▶ Exercise passage
━━━━━━

A special bond formed that night
between rescuer and patient, and she and B went on to become great friends.
When lights and sirens got in B’s blood, Sherri was there to mentor her and
encourage her in her efforts to “give back” to the agency that eventually
became her extended family. The close-knit group granted much-needed closure to
the traumatic situation as well camaraderie and a sense of community.
And, now my eldest daughter’s hero and friend is gone. I’m
not sure how I can help my daughter work through her grief as my own memories
and issues from that awful night are all jumbled up in the terrible sense of
loss.
Words fail here...
This loss will be felt keenly by a lot of folks for a very
long time.
the light of a new day |
It always surprises me that despite the tragedies, life
indeed goes on. While the memories and the sadness overwhelm momentarily, other
responsibilities demand our time and attention.
The routine tasks of farm life certainly don’t stop because
we’re sad or worried or bothered about something.
Don't take my french fry, Mamaw! |
The animals needed to eat, so I headed to town for the feed
run. While there, I met up with Blondie and my #2minion for lunch. And, I
admit, part of me wondered at myself for being able to giggle with my grandson
in the face of such a needless, tragic loss.
hay hauling means watching the load in the mirror all the way home |
Mid-winter hay hauling is just another inescapable reality
of February. There’s not enough room in our barn to store all the hay the
ravenous sheep will eat. (for that matter, there may not be enough
hay...anywhere) The hay guy holds back a wagonload for us in his barn. It’s
just a matter of picking up the hay wagon, unloading and writing a hefty check.

━━━━━━

▶ Data listing
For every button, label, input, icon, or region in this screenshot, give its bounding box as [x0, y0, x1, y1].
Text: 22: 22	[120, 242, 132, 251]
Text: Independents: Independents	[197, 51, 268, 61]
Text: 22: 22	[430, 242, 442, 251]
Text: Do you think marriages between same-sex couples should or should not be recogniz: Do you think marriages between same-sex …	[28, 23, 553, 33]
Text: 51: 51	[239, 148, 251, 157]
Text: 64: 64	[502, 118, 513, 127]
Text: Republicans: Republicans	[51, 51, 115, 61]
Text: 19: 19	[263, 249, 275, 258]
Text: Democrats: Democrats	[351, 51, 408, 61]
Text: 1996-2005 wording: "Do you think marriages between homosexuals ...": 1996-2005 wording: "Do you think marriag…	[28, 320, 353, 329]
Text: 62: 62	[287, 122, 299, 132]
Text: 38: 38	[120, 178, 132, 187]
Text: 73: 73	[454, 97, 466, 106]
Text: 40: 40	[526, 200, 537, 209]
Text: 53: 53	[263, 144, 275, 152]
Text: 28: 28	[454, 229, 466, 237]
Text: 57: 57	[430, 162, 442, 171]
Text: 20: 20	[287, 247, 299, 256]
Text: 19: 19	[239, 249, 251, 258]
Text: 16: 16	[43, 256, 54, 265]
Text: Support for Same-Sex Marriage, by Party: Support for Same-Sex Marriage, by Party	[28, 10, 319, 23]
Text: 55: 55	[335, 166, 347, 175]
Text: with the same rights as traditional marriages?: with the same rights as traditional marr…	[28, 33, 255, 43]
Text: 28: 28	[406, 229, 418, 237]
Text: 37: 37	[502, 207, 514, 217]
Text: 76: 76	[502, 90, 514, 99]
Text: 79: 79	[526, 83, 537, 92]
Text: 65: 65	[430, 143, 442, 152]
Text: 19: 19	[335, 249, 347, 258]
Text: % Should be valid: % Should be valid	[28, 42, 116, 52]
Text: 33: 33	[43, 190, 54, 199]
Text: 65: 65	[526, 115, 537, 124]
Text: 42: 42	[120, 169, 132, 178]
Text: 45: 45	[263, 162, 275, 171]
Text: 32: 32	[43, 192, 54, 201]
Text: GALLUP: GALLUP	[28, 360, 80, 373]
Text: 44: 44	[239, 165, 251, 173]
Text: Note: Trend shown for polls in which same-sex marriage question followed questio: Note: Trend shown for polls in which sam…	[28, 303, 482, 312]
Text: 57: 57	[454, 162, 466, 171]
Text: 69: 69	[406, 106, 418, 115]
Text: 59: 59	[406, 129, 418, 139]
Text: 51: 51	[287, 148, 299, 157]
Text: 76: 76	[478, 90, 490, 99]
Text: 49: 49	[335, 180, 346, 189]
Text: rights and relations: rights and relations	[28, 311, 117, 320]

━━━━━━

▶ What this exercise asks
**a)** Decide whether each statement below agrees with the passage about grief and farm life. For each, answer yes or no and quote the words of the passage that settle it. (i) The hay guy keeps a wagonload of hay in his own barn for the family. (ii) The family's barn has enough room to store all the hay the sheep will eat. (iii) The narrator met Blondie and #2minion for breakfast.
**b)** Pick up the passage about grief and farm life after its last sentence and continue it.

▶ Outputs in order
**a)**
(i) Yes: "The hay guy holds back a wagonload for us in his barn."
(ii) No: "There’s not enough room in our barn to store all the hay the ravenous sheep will eat."
(iii) No: "I met up with Blondie and my #2minion for lunch."

**b)**
With a nod to our aging bodies, we’ve begun to beg a little help for this job.
THANK YOU to J & B for helping the old folks out! We can hope that this will last through
what’s left of the “winter”.
that should last a while! |
hay stacking helpers |
I put winter in quotes because with the exception of a few
bitterly cold days and a dusting of snow, we really haven’t had a winter this
year. And, the forecasters aren’t calling for much more. As a matter of fact,
they are saying that next week may be our last shot at any measurable
precipitation. Honestly, that can’t be good...and I’m just waiting for the
worrying comments to begin to dominate the conversations with our fellow
farmers…
I may have a replacement as "social media director" he's pretty handy with that mouse! |
However, if you look in the right places, there were lots of
positive things in this week tinged by tragedy.
New mama enjoying an alfalfa treat |
The first ewe lamb dropped her own ewe lamb...with no
troubles whatsoever (I missed the event entirely, it was so quick and
trouble-free)...and she’s an exemplary mother.
new lamb's first outing |
The pullets began to lay eggs. (now to convince them to lay
IN the nestboxes)
Look! a pullet egg! |
The Boss got the hoophouses whipped into shape for the
growing season. We can enjoy “weed-free” for a while.
Germination rates were great on the early brassicas, so it
was time to thin the seedlings. While it seems somewhat counterproductive to
pull out some of those healthy little seedlings, it is truly necessary.
sunrise reflected on the greenhouse door |
Then, there were seeds to start for hoophouse growing. I
find working in the greenhouse is truly therapeutic. ...the warmth, the smell
of the damp soil, the promise of new life...it’s easy to put all the negative
stuff aside. ...and “dirt therapy” is
really a thing. I kid you not! There are those who ascribe to the thought that
the bacteria in the soil actually helps to elevate mood and overcome anxiety.
Check this out.starting seeds |
I’m thinking it’s a real good thing that growing season
demands I spend so much time digging in the dirt!
…and that was the week on the hill.
Hope you’re having a Happy
Sunday!
Thanks for stopping by. come “visit” us again soon.
REST IN PEACE, Sherri…you were loved and you will be missed. |
P.S. Hug your dear ones a little tighter…and if you’re
hurting, please, PLEASE talk to someone.